* Start Items *

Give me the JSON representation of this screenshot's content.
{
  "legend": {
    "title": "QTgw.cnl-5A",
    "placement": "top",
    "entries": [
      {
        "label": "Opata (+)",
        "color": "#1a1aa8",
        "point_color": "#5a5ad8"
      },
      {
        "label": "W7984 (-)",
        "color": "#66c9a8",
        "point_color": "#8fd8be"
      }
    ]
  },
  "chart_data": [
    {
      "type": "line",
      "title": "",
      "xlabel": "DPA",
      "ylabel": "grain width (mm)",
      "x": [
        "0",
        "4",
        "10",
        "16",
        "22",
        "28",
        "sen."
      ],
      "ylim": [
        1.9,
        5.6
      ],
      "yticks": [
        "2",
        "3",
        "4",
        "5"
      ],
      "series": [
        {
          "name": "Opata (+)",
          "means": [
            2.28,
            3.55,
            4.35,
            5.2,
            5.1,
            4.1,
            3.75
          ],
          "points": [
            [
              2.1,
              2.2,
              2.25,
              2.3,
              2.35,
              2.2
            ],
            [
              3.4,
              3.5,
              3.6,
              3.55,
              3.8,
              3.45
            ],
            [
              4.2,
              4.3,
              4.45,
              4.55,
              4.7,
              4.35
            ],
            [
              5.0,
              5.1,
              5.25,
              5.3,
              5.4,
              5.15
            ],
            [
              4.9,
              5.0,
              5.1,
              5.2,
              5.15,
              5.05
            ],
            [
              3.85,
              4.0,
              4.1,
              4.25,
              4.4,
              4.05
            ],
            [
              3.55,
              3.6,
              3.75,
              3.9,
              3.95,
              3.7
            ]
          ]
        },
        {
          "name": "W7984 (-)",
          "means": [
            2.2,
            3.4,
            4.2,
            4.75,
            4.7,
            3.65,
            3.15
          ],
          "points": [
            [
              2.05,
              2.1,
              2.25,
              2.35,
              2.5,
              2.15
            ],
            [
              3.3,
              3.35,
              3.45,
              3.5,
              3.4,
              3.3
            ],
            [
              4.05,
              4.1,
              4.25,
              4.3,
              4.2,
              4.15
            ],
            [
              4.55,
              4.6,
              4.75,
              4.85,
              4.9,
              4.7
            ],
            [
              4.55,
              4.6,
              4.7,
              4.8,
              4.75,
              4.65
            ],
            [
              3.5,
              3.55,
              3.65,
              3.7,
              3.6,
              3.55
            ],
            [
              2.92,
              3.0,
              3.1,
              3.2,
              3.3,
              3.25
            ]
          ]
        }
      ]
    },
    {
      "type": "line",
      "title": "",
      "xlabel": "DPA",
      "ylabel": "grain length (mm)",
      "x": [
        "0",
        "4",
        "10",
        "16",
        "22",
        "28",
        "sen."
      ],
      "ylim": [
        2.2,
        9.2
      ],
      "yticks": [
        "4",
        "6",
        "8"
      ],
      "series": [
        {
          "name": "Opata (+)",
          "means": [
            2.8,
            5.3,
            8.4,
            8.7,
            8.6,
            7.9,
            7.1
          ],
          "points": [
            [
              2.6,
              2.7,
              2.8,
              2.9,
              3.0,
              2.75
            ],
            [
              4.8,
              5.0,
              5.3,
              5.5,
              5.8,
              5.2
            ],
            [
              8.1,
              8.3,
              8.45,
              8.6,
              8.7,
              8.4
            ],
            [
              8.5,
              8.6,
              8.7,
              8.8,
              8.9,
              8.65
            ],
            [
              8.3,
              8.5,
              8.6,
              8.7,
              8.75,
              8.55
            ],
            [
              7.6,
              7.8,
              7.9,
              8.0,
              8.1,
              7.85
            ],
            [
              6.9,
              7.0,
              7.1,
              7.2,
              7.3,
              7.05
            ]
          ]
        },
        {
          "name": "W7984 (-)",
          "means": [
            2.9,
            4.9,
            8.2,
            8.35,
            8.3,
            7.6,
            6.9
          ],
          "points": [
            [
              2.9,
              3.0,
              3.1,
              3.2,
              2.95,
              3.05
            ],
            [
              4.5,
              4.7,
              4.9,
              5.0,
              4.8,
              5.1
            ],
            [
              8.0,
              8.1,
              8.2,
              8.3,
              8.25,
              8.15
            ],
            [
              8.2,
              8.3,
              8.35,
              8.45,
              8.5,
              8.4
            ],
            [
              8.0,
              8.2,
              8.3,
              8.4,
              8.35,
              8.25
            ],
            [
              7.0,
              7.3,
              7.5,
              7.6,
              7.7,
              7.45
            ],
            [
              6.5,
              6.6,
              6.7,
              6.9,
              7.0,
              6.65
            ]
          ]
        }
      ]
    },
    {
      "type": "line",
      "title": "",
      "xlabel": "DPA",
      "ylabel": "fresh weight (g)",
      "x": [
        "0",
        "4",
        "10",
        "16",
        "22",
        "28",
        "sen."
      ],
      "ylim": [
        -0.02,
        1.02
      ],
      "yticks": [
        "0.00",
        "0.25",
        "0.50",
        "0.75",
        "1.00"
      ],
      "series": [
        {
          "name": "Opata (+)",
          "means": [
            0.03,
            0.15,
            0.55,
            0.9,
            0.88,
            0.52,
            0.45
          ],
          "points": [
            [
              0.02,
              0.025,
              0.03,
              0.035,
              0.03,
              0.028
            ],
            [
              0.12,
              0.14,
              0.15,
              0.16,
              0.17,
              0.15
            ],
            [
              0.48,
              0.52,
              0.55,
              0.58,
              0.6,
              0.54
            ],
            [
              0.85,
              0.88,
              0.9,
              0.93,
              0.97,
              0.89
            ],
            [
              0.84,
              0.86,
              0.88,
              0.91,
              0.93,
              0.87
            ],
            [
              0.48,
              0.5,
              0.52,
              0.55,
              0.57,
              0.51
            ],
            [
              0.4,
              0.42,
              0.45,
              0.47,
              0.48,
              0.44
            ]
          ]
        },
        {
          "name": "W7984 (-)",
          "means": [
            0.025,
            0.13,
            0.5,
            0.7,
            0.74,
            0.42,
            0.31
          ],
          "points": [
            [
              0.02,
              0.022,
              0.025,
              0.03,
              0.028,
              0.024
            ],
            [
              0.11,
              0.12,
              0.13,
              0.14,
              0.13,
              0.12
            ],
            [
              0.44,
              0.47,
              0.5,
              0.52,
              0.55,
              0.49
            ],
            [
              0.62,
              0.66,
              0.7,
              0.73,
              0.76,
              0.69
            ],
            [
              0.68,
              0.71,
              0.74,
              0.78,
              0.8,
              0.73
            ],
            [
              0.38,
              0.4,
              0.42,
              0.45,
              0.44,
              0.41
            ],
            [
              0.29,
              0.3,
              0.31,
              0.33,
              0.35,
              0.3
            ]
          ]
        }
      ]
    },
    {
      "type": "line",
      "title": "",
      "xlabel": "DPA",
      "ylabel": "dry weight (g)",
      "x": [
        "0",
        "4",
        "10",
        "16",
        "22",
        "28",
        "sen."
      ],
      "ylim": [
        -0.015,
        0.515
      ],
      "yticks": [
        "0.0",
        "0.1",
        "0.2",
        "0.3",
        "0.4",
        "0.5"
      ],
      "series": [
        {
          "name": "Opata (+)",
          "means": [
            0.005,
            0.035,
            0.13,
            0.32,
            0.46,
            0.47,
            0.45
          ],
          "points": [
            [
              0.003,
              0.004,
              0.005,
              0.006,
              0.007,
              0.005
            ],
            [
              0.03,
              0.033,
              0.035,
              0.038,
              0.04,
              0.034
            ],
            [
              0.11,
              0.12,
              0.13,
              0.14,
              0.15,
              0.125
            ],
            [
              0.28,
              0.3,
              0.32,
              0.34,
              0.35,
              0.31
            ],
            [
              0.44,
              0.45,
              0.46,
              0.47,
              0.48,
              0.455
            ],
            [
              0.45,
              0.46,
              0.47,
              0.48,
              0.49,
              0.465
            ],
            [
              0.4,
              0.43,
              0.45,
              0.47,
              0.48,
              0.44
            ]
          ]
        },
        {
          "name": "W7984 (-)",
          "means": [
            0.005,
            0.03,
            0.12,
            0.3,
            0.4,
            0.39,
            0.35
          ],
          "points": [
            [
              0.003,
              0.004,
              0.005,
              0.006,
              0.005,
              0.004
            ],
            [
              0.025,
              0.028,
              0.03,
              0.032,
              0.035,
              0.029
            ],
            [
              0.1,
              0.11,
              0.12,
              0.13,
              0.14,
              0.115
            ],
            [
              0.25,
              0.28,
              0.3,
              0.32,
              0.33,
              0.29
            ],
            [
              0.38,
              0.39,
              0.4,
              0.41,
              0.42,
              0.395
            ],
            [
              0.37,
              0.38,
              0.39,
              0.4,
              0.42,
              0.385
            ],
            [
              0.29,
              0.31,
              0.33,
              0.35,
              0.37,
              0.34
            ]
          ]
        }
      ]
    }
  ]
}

* End Items *

• _What the exercise asks_: From the entries above, copy every line containing the word "grain".

• _Right answer_:
      "ylabel": "grain width (mm)",
      "ylabel": "grain length (mm)",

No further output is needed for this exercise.